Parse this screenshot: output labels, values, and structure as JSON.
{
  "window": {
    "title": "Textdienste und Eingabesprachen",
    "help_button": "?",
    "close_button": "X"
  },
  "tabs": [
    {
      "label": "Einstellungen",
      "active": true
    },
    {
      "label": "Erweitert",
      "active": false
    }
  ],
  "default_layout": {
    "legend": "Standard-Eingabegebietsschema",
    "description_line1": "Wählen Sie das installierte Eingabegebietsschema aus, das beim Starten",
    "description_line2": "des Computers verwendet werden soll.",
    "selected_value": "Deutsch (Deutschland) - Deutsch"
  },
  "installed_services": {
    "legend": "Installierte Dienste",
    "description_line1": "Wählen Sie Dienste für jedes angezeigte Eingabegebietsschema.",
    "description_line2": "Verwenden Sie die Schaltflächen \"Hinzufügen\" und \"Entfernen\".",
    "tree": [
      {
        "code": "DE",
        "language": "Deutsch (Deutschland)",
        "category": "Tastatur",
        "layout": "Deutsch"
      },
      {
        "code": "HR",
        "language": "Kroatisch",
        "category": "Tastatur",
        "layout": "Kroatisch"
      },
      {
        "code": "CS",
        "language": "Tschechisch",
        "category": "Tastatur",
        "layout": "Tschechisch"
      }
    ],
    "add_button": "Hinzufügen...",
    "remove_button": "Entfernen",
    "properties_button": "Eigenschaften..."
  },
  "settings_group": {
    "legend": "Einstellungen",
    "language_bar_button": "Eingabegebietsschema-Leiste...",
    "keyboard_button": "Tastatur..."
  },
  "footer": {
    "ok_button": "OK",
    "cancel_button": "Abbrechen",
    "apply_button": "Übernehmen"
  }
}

-*-

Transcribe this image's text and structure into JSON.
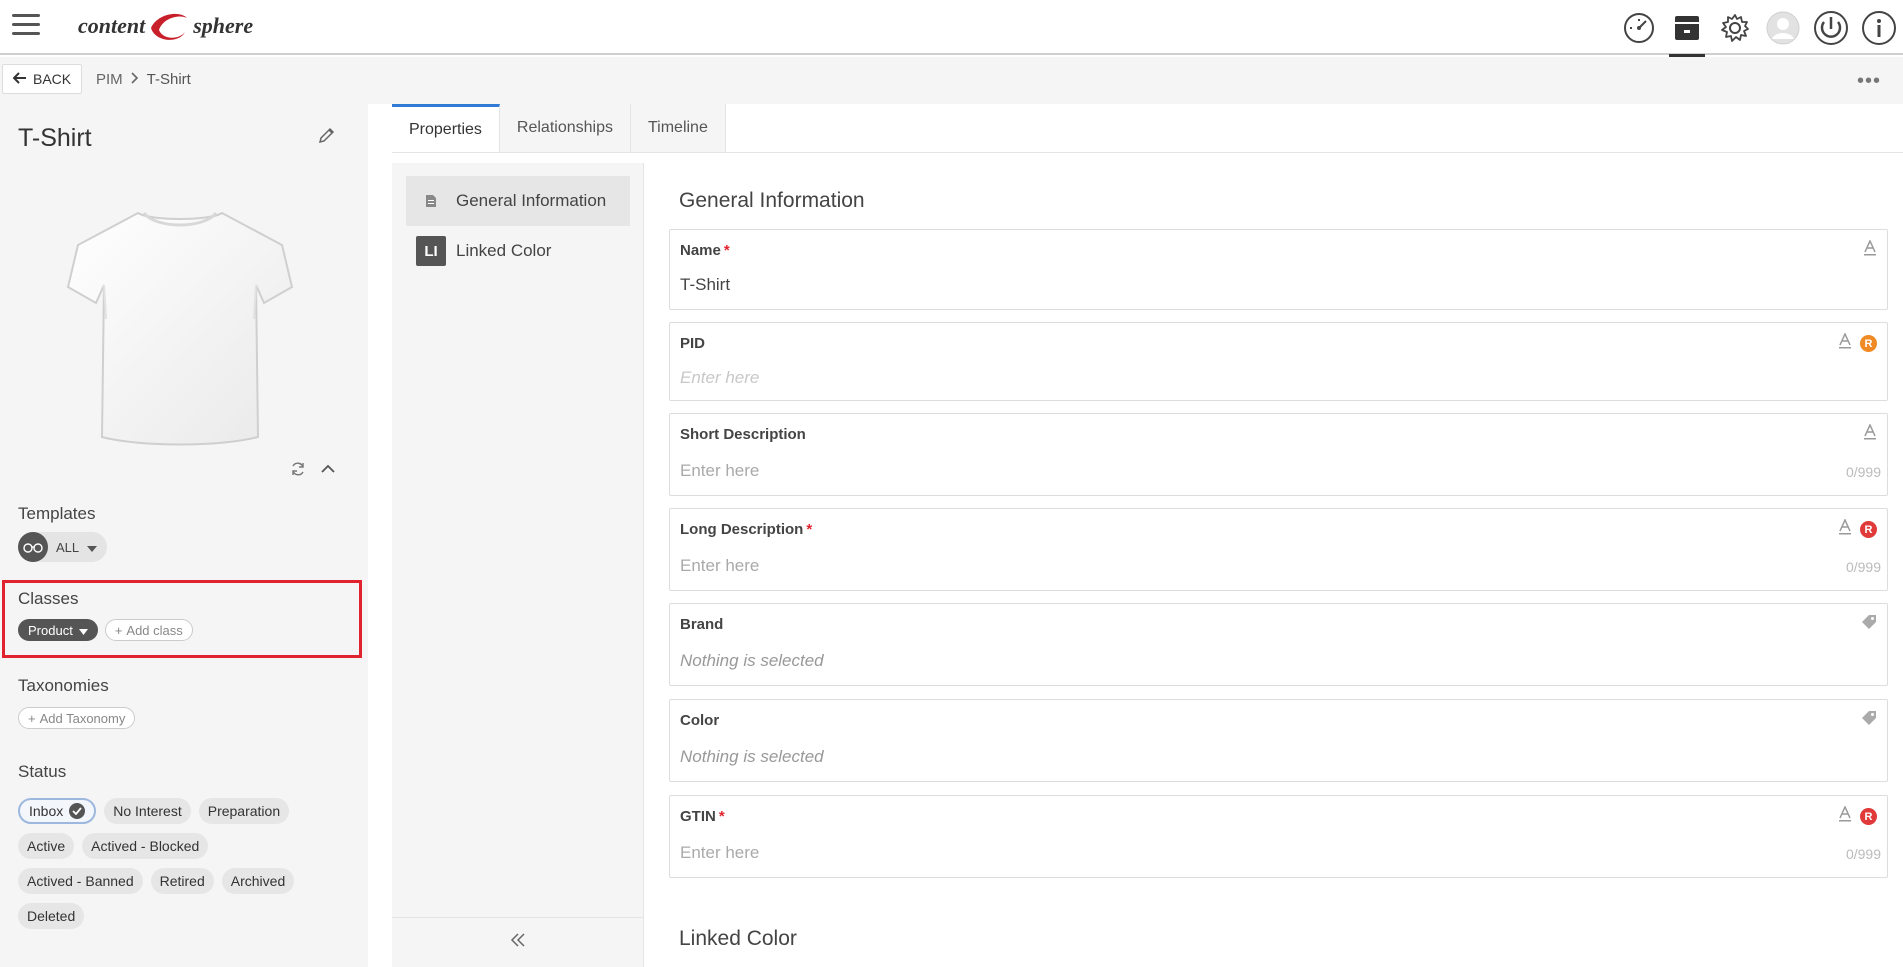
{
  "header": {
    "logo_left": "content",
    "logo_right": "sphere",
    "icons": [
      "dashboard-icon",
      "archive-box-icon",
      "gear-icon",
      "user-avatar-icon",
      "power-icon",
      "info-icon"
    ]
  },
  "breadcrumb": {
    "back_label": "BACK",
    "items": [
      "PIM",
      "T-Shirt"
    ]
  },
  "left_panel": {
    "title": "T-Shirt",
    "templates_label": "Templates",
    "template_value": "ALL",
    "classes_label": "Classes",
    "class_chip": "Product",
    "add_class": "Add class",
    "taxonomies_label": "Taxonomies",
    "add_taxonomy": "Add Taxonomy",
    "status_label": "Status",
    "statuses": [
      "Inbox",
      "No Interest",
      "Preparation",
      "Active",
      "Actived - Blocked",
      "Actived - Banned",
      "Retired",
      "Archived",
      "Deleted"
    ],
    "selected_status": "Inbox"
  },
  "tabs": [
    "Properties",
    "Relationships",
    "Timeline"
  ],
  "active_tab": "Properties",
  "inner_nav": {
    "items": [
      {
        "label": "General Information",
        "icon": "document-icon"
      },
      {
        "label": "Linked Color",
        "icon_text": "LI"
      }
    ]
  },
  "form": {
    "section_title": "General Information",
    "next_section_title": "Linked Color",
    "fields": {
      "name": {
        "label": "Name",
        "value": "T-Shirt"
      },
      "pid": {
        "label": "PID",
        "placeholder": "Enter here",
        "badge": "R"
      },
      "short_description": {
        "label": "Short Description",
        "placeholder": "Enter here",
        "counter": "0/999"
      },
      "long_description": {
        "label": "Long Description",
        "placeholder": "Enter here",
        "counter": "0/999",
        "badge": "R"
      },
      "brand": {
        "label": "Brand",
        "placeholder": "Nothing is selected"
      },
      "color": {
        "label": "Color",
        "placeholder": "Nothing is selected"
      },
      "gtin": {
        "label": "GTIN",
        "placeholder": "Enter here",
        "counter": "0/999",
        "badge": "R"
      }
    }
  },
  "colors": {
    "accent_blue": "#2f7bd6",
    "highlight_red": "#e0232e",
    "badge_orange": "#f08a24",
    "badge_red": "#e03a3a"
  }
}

-*-

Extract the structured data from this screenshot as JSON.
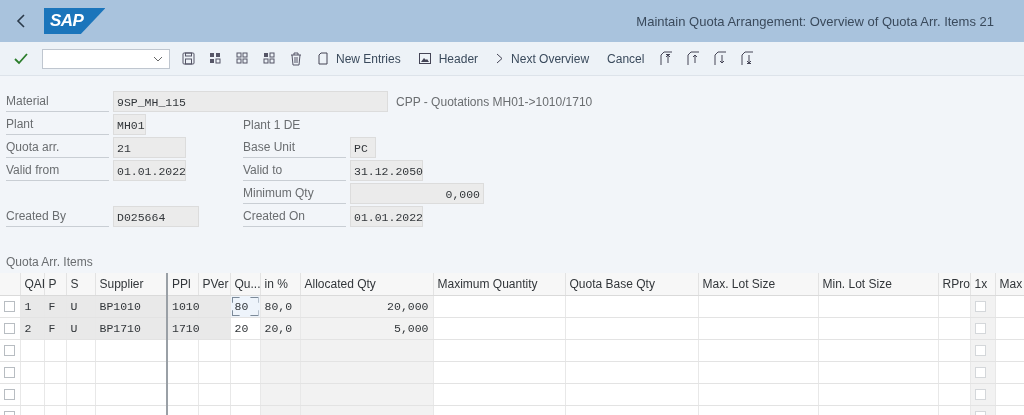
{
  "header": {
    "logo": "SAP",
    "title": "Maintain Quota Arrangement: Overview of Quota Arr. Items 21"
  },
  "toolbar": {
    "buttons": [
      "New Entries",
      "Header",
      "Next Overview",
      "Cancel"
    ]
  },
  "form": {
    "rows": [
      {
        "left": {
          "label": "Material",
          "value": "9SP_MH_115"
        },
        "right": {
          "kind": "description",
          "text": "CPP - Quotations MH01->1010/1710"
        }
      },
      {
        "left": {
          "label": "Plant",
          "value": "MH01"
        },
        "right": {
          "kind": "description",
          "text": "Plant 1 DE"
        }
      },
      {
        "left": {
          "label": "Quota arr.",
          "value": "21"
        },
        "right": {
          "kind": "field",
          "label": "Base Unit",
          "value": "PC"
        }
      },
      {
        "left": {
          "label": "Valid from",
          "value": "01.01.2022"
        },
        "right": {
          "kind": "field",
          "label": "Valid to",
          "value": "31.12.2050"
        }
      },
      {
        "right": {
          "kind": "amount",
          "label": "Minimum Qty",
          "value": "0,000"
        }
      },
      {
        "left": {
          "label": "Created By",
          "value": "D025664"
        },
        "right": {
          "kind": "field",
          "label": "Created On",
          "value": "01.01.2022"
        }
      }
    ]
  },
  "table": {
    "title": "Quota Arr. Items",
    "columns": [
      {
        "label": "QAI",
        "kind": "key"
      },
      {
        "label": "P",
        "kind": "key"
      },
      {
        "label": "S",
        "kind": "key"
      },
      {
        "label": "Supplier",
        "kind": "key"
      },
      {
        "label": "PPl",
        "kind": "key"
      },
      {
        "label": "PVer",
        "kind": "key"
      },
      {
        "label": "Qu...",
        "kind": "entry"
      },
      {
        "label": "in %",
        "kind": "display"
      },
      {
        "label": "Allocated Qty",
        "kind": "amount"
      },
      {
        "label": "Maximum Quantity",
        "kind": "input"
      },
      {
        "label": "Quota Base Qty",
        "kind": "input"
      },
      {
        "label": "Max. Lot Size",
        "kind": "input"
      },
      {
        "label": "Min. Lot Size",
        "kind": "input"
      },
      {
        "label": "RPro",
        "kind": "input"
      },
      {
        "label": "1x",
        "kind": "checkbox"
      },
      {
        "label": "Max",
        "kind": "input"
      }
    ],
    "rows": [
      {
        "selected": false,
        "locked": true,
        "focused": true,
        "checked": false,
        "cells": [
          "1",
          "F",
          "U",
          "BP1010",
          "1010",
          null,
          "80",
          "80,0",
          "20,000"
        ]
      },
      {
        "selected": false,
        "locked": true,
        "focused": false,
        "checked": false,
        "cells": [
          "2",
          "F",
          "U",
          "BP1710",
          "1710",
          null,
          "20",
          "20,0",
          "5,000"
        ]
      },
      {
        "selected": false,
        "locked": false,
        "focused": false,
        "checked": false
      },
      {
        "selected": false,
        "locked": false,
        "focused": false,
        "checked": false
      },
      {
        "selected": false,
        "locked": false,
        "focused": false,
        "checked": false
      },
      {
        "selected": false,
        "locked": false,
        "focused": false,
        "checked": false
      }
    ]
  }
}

-*-

• WORK TO BE COMPLETED
Go through the data above and find the lines with the word "Entfernen". Copy each of those lines.

• SOLUTION TO THIS PROBLEM
    "description_line2": "Verwenden Sie die Schaltflächen \"Hinzufügen\" und \"Entfernen\".",
    "remove_button": "Entfernen",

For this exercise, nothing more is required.